• _Challenge_: Change every "Descending" in the listing below to "Ascending" and give the listing again, leaving everything else unchanged.

## START Dataset records

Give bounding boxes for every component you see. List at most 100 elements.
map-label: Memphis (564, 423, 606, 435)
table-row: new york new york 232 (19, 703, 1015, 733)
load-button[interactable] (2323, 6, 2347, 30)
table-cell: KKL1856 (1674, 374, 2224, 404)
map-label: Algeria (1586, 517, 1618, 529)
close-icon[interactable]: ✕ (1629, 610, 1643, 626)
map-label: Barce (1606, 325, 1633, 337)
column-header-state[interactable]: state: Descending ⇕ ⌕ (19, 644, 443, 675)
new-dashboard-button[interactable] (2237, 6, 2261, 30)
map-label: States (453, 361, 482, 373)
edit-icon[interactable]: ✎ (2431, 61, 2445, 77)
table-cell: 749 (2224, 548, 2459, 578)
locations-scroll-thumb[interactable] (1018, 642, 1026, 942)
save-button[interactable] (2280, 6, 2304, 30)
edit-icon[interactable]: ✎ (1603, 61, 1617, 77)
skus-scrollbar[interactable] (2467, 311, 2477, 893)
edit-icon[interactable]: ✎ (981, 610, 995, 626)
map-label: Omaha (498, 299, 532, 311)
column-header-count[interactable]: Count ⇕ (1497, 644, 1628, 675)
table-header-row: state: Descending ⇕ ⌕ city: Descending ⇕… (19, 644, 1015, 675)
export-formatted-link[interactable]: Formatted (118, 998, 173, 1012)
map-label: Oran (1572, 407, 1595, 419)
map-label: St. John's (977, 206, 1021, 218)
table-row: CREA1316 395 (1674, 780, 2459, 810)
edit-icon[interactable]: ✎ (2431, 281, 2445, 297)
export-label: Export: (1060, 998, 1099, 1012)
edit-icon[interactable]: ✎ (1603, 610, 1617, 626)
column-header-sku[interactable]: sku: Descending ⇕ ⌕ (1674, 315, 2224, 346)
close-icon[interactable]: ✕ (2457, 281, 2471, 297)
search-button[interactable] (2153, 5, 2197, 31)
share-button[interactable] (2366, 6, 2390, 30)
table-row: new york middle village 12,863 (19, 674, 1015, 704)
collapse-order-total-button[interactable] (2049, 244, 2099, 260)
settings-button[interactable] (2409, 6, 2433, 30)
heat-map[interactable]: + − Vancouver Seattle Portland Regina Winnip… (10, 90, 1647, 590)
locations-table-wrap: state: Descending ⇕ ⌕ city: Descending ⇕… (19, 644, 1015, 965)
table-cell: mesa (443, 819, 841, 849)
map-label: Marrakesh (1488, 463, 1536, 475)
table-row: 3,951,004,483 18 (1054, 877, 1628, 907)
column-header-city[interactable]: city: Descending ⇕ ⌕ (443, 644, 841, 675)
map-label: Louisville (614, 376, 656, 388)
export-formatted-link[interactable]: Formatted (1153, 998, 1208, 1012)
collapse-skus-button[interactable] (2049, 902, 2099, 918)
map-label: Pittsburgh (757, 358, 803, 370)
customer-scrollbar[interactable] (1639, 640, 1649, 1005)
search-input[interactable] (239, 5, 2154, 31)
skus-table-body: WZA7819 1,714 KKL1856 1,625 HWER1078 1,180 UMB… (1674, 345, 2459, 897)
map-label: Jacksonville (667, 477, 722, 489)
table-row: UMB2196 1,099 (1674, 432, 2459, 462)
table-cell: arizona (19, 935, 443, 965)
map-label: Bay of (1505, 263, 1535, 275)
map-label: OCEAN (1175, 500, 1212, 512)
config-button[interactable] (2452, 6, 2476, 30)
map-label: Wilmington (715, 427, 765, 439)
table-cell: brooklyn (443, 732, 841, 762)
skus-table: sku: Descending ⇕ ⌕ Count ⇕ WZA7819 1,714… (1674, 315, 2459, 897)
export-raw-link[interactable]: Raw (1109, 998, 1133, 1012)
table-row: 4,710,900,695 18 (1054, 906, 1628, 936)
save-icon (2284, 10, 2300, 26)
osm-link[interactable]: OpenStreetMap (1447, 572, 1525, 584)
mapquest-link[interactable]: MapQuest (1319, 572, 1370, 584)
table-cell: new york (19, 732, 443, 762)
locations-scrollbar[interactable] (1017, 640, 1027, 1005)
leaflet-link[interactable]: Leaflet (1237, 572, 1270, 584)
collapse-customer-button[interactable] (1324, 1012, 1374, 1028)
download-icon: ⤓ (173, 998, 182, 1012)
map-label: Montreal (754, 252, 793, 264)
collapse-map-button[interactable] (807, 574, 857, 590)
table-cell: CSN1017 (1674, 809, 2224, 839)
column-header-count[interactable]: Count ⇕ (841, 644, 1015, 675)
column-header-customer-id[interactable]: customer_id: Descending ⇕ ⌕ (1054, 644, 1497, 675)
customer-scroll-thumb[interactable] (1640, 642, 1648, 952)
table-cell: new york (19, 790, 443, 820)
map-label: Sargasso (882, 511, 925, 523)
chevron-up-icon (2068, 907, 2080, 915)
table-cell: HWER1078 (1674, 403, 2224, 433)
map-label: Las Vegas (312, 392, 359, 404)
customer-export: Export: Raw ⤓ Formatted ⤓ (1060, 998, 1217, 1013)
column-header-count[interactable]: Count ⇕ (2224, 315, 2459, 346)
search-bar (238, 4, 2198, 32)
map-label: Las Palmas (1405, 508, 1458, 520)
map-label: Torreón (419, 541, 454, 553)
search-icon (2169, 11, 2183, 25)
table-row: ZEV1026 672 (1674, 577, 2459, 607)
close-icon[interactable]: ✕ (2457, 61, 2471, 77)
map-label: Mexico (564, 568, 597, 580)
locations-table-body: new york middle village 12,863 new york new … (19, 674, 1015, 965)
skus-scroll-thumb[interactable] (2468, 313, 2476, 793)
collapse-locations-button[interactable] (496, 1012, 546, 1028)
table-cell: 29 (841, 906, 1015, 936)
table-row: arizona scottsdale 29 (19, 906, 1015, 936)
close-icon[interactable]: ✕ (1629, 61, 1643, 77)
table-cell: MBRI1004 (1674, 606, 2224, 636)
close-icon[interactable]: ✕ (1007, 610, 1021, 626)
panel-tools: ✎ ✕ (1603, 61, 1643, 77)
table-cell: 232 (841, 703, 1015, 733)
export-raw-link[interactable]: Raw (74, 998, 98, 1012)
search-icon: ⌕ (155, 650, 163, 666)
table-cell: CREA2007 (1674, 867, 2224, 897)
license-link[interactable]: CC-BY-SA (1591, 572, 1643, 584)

## END Dataset records

• _Result for this task_:
Give bounding boxes for every component you see. List at most 100 elements.
map-label: Memphis (564, 423, 606, 435)
table-row: new york new york 232 (19, 703, 1015, 733)
load-button[interactable] (2323, 6, 2347, 30)
table-cell: KKL1856 (1674, 374, 2224, 404)
map-label: Algeria (1586, 517, 1618, 529)
close-icon[interactable]: ✕ (1629, 610, 1643, 626)
map-label: Barce (1606, 325, 1633, 337)
column-header-state[interactable]: state: Ascending ⇕ ⌕ (19, 644, 443, 675)
new-dashboard-button[interactable] (2237, 6, 2261, 30)
map-label: States (453, 361, 482, 373)
edit-icon[interactable]: ✎ (2431, 61, 2445, 77)
table-cell: 749 (2224, 548, 2459, 578)
locations-scroll-thumb[interactable] (1018, 642, 1026, 942)
save-button[interactable] (2280, 6, 2304, 30)
edit-icon[interactable]: ✎ (1603, 61, 1617, 77)
skus-scrollbar[interactable] (2467, 311, 2477, 893)
edit-icon[interactable]: ✎ (981, 610, 995, 626)
map-label: Omaha (498, 299, 532, 311)
column-header-count[interactable]: Count ⇕ (1497, 644, 1628, 675)
table-header-row: state: Ascending ⇕ ⌕ city: Ascending ⇕… (19, 644, 1015, 675)
export-formatted-link[interactable]: Formatted (118, 998, 173, 1012)
map-label: Oran (1572, 407, 1595, 419)
map-label: St. John's (977, 206, 1021, 218)
table-row: CREA1316 395 (1674, 780, 2459, 810)
edit-icon[interactable]: ✎ (2431, 281, 2445, 297)
export-label: Export: (1060, 998, 1099, 1012)
edit-icon[interactable]: ✎ (1603, 610, 1617, 626)
column-header-sku[interactable]: sku: Ascending ⇕ ⌕ (1674, 315, 2224, 346)
close-icon[interactable]: ✕ (2457, 281, 2471, 297)
search-button[interactable] (2153, 5, 2197, 31)
share-button[interactable] (2366, 6, 2390, 30)
table-row: new york middle village 12,863 (19, 674, 1015, 704)
collapse-order-total-button[interactable] (2049, 244, 2099, 260)
settings-button[interactable] (2409, 6, 2433, 30)
heat-map[interactable]: + − Vancouver Seattle Portland Regina Winnip… (10, 90, 1647, 590)
locations-table-wrap: state: Ascending ⇕ ⌕ city: Ascending ⇕… (19, 644, 1015, 965)
table-cell: mesa (443, 819, 841, 849)
map-label: Marrakesh (1488, 463, 1536, 475)
table-row: 3,951,004,483 18 (1054, 877, 1628, 907)
column-header-city[interactable]: city: Ascending ⇕ ⌕ (443, 644, 841, 675)
map-label: Louisville (614, 376, 656, 388)
export-formatted-link[interactable]: Formatted (1153, 998, 1208, 1012)
collapse-skus-button[interactable] (2049, 902, 2099, 918)
map-label: Pittsburgh (757, 358, 803, 370)
customer-scrollbar[interactable] (1639, 640, 1649, 1005)
search-input[interactable] (239, 5, 2154, 31)
skus-table-body: WZA7819 1,714 KKL1856 1,625 HWER1078 1,180 UMB… (1674, 345, 2459, 897)
map-label: Jacksonville (667, 477, 722, 489)
table-row: UMB2196 1,099 (1674, 432, 2459, 462)
table-cell: arizona (19, 935, 443, 965)
map-label: Bay of (1505, 263, 1535, 275)
map-label: OCEAN (1175, 500, 1212, 512)
config-button[interactable] (2452, 6, 2476, 30)
map-label: Wilmington (715, 427, 765, 439)
table-cell: brooklyn (443, 732, 841, 762)
skus-table: sku: Ascending ⇕ ⌕ Count ⇕ WZA7819 1,714… (1674, 315, 2459, 897)
export-raw-link[interactable]: Raw (1109, 998, 1133, 1012)
table-row: 4,710,900,695 18 (1054, 906, 1628, 936)
save-icon (2284, 10, 2300, 26)
osm-link[interactable]: OpenStreetMap (1447, 572, 1525, 584)
mapquest-link[interactable]: MapQuest (1319, 572, 1370, 584)
table-cell: new york (19, 732, 443, 762)
locations-scrollbar[interactable] (1017, 640, 1027, 1005)
leaflet-link[interactable]: Leaflet (1237, 572, 1270, 584)
collapse-customer-button[interactable] (1324, 1012, 1374, 1028)
download-icon: ⤓ (173, 998, 182, 1012)
map-label: Montreal (754, 252, 793, 264)
collapse-map-button[interactable] (807, 574, 857, 590)
table-cell: CSN1017 (1674, 809, 2224, 839)
column-header-count[interactable]: Count ⇕ (841, 644, 1015, 675)
column-header-customer-id[interactable]: customer_id: Ascending ⇕ ⌕ (1054, 644, 1497, 675)
customer-scroll-thumb[interactable] (1640, 642, 1648, 952)
table-cell: new york (19, 790, 443, 820)
map-label: Sargasso (882, 511, 925, 523)
chevron-up-icon (2068, 907, 2080, 915)
table-cell: HWER1078 (1674, 403, 2224, 433)
map-label: Las Vegas (312, 392, 359, 404)
customer-export: Export: Raw ⤓ Formatted ⤓ (1060, 998, 1217, 1013)
column-header-count[interactable]: Count ⇕ (2224, 315, 2459, 346)
search-bar (238, 4, 2198, 32)
map-label: Las Palmas (1405, 508, 1458, 520)
map-label: Torreón (419, 541, 454, 553)
search-icon (2169, 11, 2183, 25)
table-row: ZEV1026 672 (1674, 577, 2459, 607)
close-icon[interactable]: ✕ (2457, 61, 2471, 77)
map-label: Mexico (564, 568, 597, 580)
locations-table-body: new york middle village 12,863 new york new … (19, 674, 1015, 965)
skus-scroll-thumb[interactable] (2468, 313, 2476, 793)
collapse-locations-button[interactable] (496, 1012, 546, 1028)
table-cell: 29 (841, 906, 1015, 936)
table-row: arizona scottsdale 29 (19, 906, 1015, 936)
close-icon[interactable]: ✕ (1629, 61, 1643, 77)
table-cell: MBRI1004 (1674, 606, 2224, 636)
close-icon[interactable]: ✕ (1007, 610, 1021, 626)
panel-tools: ✎ ✕ (1603, 61, 1643, 77)
table-cell: 232 (841, 703, 1015, 733)
export-raw-link[interactable]: Raw (74, 998, 98, 1012)
search-icon: ⌕ (155, 650, 163, 666)
table-cell: CREA2007 (1674, 867, 2224, 897)
license-link[interactable]: CC-BY-SA (1591, 572, 1643, 584)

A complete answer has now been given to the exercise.